### Objective:
Reproduce every item below word for word.

### Recorded data:
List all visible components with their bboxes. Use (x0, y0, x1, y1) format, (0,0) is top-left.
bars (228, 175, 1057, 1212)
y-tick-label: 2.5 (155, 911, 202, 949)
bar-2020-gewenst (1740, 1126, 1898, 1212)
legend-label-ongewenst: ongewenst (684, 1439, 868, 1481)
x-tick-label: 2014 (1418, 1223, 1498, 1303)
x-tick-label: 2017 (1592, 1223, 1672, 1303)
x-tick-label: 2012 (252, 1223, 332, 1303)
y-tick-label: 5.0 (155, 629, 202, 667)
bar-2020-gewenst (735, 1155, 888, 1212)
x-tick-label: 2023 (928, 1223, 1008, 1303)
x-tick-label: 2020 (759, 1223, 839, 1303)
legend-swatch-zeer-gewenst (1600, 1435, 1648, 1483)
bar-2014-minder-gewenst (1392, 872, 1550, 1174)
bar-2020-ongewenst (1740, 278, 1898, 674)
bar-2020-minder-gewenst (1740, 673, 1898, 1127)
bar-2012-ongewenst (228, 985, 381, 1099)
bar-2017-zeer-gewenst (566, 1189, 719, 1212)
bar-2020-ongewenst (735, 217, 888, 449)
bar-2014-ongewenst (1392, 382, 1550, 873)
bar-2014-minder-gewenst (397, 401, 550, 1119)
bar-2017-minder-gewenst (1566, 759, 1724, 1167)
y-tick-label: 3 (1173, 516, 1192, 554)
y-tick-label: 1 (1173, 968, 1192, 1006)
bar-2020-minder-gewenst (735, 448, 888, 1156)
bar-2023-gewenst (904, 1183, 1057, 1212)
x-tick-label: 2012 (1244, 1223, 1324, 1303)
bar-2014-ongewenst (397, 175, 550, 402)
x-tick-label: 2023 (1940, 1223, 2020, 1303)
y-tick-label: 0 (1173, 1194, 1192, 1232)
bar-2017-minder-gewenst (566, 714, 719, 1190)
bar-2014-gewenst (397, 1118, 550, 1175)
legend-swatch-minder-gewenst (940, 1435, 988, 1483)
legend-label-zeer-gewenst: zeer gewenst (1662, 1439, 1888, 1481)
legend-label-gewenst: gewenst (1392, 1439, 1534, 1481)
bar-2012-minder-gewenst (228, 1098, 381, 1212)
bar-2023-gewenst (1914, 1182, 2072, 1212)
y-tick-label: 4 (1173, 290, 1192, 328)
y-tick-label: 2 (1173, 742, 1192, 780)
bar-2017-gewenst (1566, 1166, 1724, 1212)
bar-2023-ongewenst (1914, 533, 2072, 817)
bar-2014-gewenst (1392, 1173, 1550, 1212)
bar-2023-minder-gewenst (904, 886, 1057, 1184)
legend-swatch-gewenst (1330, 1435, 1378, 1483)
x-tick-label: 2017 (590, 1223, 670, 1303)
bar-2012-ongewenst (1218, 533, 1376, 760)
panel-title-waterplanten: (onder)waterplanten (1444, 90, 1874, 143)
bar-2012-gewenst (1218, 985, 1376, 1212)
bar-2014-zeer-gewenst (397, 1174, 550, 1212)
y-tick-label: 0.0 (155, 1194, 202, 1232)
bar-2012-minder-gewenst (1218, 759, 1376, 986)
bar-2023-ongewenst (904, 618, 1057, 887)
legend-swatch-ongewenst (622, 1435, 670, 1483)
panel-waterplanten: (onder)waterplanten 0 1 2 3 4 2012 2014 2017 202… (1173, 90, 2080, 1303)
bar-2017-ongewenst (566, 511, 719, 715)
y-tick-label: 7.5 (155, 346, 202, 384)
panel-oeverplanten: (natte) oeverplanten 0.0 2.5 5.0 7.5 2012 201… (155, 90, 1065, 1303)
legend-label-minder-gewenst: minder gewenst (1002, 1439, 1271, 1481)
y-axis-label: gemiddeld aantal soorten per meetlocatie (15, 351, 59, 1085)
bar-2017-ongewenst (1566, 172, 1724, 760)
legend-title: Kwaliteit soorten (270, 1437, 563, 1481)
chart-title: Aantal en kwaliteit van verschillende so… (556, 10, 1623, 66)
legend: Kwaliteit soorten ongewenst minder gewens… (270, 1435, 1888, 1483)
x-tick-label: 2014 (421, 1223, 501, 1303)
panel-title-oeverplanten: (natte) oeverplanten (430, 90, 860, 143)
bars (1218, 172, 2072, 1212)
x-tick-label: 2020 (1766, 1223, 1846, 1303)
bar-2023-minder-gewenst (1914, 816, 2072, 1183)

### Finished exercise:
List all visible components with their bboxes. Use (x0, y0, x1, y1) format, (0,0) is top-left.
bars (228, 175, 1057, 1212)
y-tick-label: 2.5 (155, 911, 202, 949)
bar-2020-gewenst (1740, 1126, 1898, 1212)
legend-label-ongewenst: ongewenst (684, 1439, 868, 1481)
x-tick-label: 2014 (1418, 1223, 1498, 1303)
x-tick-label: 2017 (1592, 1223, 1672, 1303)
x-tick-label: 2012 (252, 1223, 332, 1303)
y-tick-label: 5.0 (155, 629, 202, 667)
bar-2020-gewenst (735, 1155, 888, 1212)
x-tick-label: 2023 (928, 1223, 1008, 1303)
x-tick-label: 2020 (759, 1223, 839, 1303)
legend-swatch-zeer-gewenst (1600, 1435, 1648, 1483)
bar-2014-minder-gewenst (1392, 872, 1550, 1174)
bar-2020-ongewenst (1740, 278, 1898, 674)
bar-2020-minder-gewenst (1740, 673, 1898, 1127)
bar-2012-ongewenst (228, 985, 381, 1099)
bar-2017-zeer-gewenst (566, 1189, 719, 1212)
bar-2020-ongewenst (735, 217, 888, 449)
bar-2014-ongewenst (1392, 382, 1550, 873)
bar-2014-minder-gewenst (397, 401, 550, 1119)
bar-2017-minder-gewenst (1566, 759, 1724, 1167)
y-tick-label: 3 (1173, 516, 1192, 554)
y-tick-label: 1 (1173, 968, 1192, 1006)
bar-2020-minder-gewenst (735, 448, 888, 1156)
bar-2023-gewenst (904, 1183, 1057, 1212)
x-tick-label: 2012 (1244, 1223, 1324, 1303)
bar-2014-ongewenst (397, 175, 550, 402)
x-tick-label: 2023 (1940, 1223, 2020, 1303)
y-tick-label: 0 (1173, 1194, 1192, 1232)
bar-2017-minder-gewenst (566, 714, 719, 1190)
bar-2014-gewenst (397, 1118, 550, 1175)
legend-swatch-minder-gewenst (940, 1435, 988, 1483)
legend-label-zeer-gewenst: zeer gewenst (1662, 1439, 1888, 1481)
legend-label-gewenst: gewenst (1392, 1439, 1534, 1481)
bar-2012-minder-gewenst (228, 1098, 381, 1212)
bar-2023-gewenst (1914, 1182, 2072, 1212)
y-tick-label: 4 (1173, 290, 1192, 328)
y-tick-label: 2 (1173, 742, 1192, 780)
bar-2017-gewenst (1566, 1166, 1724, 1212)
bar-2023-ongewenst (1914, 533, 2072, 817)
bar-2014-gewenst (1392, 1173, 1550, 1212)
bar-2023-minder-gewenst (904, 886, 1057, 1184)
legend-swatch-gewenst (1330, 1435, 1378, 1483)
x-tick-label: 2017 (590, 1223, 670, 1303)
bar-2012-ongewenst (1218, 533, 1376, 760)
panel-title-waterplanten: (onder)waterplanten (1444, 90, 1874, 143)
bar-2012-gewenst (1218, 985, 1376, 1212)
bar-2014-zeer-gewenst (397, 1174, 550, 1212)
y-tick-label: 0.0 (155, 1194, 202, 1232)
bar-2012-minder-gewenst (1218, 759, 1376, 986)
bar-2023-ongewenst (904, 618, 1057, 887)
legend-swatch-ongewenst (622, 1435, 670, 1483)
panel-waterplanten: (onder)waterplanten 0 1 2 3 4 2012 2014 2017 202… (1173, 90, 2080, 1303)
bar-2017-ongewenst (566, 511, 719, 715)
y-tick-label: 7.5 (155, 346, 202, 384)
panel-oeverplanten: (natte) oeverplanten 0.0 2.5 5.0 7.5 2012 201… (155, 90, 1065, 1303)
legend-label-minder-gewenst: minder gewenst (1002, 1439, 1271, 1481)
y-axis-label: gemiddeld aantal soorten per meetlocatie (15, 351, 59, 1085)
bar-2017-ongewenst (1566, 172, 1724, 760)
legend-title: Kwaliteit soorten (270, 1437, 563, 1481)
chart-title: Aantal en kwaliteit van verschillende so… (556, 10, 1623, 66)
legend: Kwaliteit soorten ongewenst minder gewens… (270, 1435, 1888, 1483)
x-tick-label: 2014 (421, 1223, 501, 1303)
panel-title-oeverplanten: (natte) oeverplanten (430, 90, 860, 143)
bars (1218, 172, 2072, 1212)
x-tick-label: 2020 (1766, 1223, 1846, 1303)
bar-2023-minder-gewenst (1914, 816, 2072, 1183)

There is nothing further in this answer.